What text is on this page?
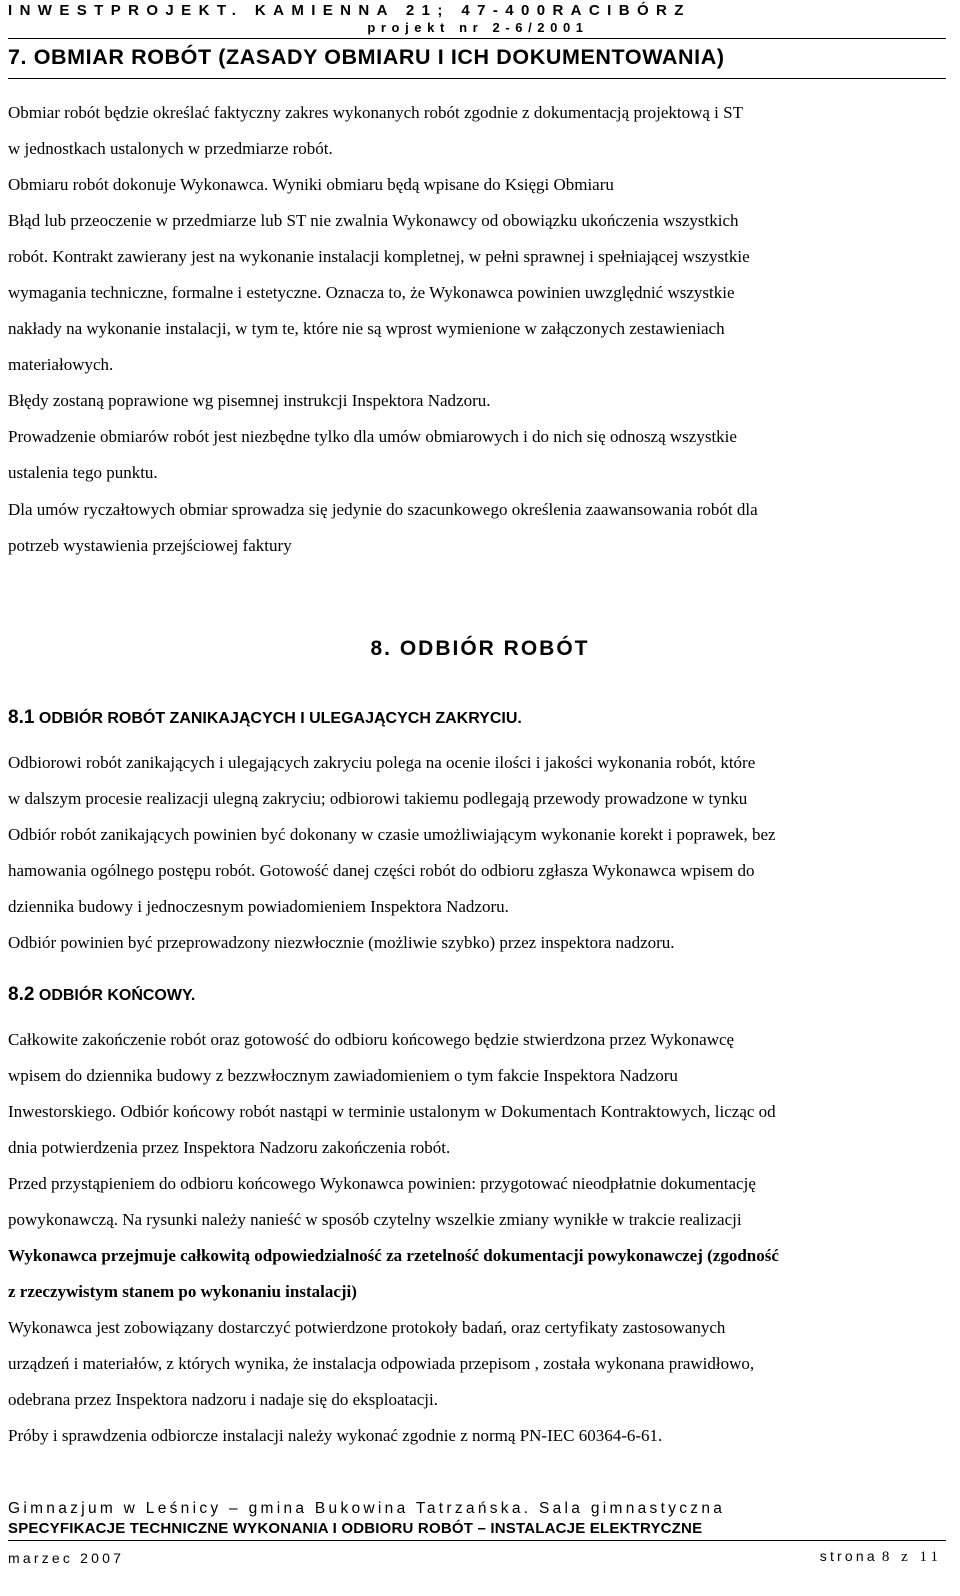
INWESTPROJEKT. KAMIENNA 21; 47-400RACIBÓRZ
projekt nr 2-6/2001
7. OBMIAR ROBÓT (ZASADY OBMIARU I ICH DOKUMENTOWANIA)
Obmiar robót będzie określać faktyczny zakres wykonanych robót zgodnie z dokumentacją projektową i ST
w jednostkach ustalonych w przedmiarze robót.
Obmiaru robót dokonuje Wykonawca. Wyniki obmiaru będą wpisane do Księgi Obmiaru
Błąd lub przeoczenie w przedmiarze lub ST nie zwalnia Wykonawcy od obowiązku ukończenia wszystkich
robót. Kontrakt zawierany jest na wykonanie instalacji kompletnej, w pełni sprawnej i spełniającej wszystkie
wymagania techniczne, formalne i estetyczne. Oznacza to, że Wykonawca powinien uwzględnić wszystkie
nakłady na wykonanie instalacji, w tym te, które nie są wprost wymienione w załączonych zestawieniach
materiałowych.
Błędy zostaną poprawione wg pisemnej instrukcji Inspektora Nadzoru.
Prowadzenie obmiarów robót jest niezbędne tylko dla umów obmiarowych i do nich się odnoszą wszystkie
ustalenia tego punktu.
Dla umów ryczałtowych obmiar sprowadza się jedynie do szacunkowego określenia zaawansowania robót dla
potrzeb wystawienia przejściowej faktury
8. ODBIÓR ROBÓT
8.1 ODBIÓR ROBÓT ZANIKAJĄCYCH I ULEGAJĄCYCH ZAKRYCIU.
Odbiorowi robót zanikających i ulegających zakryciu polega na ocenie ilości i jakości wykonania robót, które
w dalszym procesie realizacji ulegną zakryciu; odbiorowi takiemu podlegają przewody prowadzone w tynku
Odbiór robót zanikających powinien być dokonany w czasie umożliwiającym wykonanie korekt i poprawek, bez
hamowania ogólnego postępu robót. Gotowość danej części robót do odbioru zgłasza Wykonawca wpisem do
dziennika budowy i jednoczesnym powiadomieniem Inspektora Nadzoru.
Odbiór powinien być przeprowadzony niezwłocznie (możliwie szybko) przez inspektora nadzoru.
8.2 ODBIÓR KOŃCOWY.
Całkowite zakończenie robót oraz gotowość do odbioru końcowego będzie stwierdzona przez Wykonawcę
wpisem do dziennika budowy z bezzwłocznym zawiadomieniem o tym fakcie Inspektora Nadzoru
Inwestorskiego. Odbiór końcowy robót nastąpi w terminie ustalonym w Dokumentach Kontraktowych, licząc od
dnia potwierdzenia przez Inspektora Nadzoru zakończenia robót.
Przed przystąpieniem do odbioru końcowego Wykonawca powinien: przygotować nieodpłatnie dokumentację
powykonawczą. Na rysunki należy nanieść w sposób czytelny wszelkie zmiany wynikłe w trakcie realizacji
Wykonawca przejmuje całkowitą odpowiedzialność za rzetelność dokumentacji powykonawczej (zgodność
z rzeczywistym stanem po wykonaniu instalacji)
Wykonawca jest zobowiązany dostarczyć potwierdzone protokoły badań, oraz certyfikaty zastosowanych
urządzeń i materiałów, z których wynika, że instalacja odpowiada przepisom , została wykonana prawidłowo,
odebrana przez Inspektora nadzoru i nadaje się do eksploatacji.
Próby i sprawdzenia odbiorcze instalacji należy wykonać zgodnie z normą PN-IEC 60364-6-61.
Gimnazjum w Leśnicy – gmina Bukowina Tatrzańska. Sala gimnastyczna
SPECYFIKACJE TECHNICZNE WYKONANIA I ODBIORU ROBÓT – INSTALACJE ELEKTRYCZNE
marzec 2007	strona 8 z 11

·····

▸ What needs to be done: Transcribe every entry above exactly. Omit all pictures.

▸ Exercise output:
What text is on this page?
INWESTPROJEKT. KAMIENNA 21; 47-400RACIBÓRZ
projekt nr 2-6/2001
7. OBMIAR ROBÓT (ZASADY OBMIARU I ICH DOKUMENTOWANIA)
Obmiar robót będzie określać faktyczny zakres wykonanych robót zgodnie z dokumentacją projektową i ST
w jednostkach ustalonych w przedmiarze robót.
Obmiaru robót dokonuje Wykonawca. Wyniki obmiaru będą wpisane do Księgi Obmiaru
Błąd lub przeoczenie w przedmiarze lub ST nie zwalnia Wykonawcy od obowiązku ukończenia wszystkich
robót. Kontrakt zawierany jest na wykonanie instalacji kompletnej, w pełni sprawnej i spełniającej wszystkie
wymagania techniczne, formalne i estetyczne. Oznacza to, że Wykonawca powinien uwzględnić wszystkie
nakłady na wykonanie instalacji, w tym te, które nie są wprost wymienione w załączonych zestawieniach
materiałowych.
Błędy zostaną poprawione wg pisemnej instrukcji Inspektora Nadzoru.
Prowadzenie obmiarów robót jest niezbędne tylko dla umów obmiarowych i do nich się odnoszą wszystkie
ustalenia tego punktu.
Dla umów ryczałtowych obmiar sprowadza się jedynie do szacunkowego określenia zaawansowania robót dla
potrzeb wystawienia przejściowej faktury
8. ODBIÓR ROBÓT
8.1 ODBIÓR ROBÓT ZANIKAJĄCYCH I ULEGAJĄCYCH ZAKRYCIU.
Odbiorowi robót zanikających i ulegających zakryciu polega na ocenie ilości i jakości wykonania robót, które
w dalszym procesie realizacji ulegną zakryciu; odbiorowi takiemu podlegają przewody prowadzone w tynku
Odbiór robót zanikających powinien być dokonany w czasie umożliwiającym wykonanie korekt i poprawek, bez
hamowania ogólnego postępu robót. Gotowość danej części robót do odbioru zgłasza Wykonawca wpisem do
dziennika budowy i jednoczesnym powiadomieniem Inspektora Nadzoru.
Odbiór powinien być przeprowadzony niezwłocznie (możliwie szybko) przez inspektora nadzoru.
8.2 ODBIÓR KOŃCOWY.
Całkowite zakończenie robót oraz gotowość do odbioru końcowego będzie stwierdzona przez Wykonawcę
wpisem do dziennika budowy z bezzwłocznym zawiadomieniem o tym fakcie Inspektora Nadzoru
Inwestorskiego. Odbiór końcowy robót nastąpi w terminie ustalonym w Dokumentach Kontraktowych, licząc od
dnia potwierdzenia przez Inspektora Nadzoru zakończenia robót.
Przed przystąpieniem do odbioru końcowego Wykonawca powinien: przygotować nieodpłatnie dokumentację
powykonawczą. Na rysunki należy nanieść w sposób czytelny wszelkie zmiany wynikłe w trakcie realizacji
Wykonawca przejmuje całkowitą odpowiedzialność za rzetelność dokumentacji powykonawczej (zgodność
z rzeczywistym stanem po wykonaniu instalacji)
Wykonawca jest zobowiązany dostarczyć potwierdzone protokoły badań, oraz certyfikaty zastosowanych
urządzeń i materiałów, z których wynika, że instalacja odpowiada przepisom , została wykonana prawidłowo,
odebrana przez Inspektora nadzoru i nadaje się do eksploatacji.
Próby i sprawdzenia odbiorcze instalacji należy wykonać zgodnie z normą PN-IEC 60364-6-61.
Gimnazjum w Leśnicy – gmina Bukowina Tatrzańska. Sala gimnastyczna
SPECYFIKACJE TECHNICZNE WYKONANIA I ODBIORU ROBÓT – INSTALACJE ELEKTRYCZNE
marzec 2007	strona 8 z 11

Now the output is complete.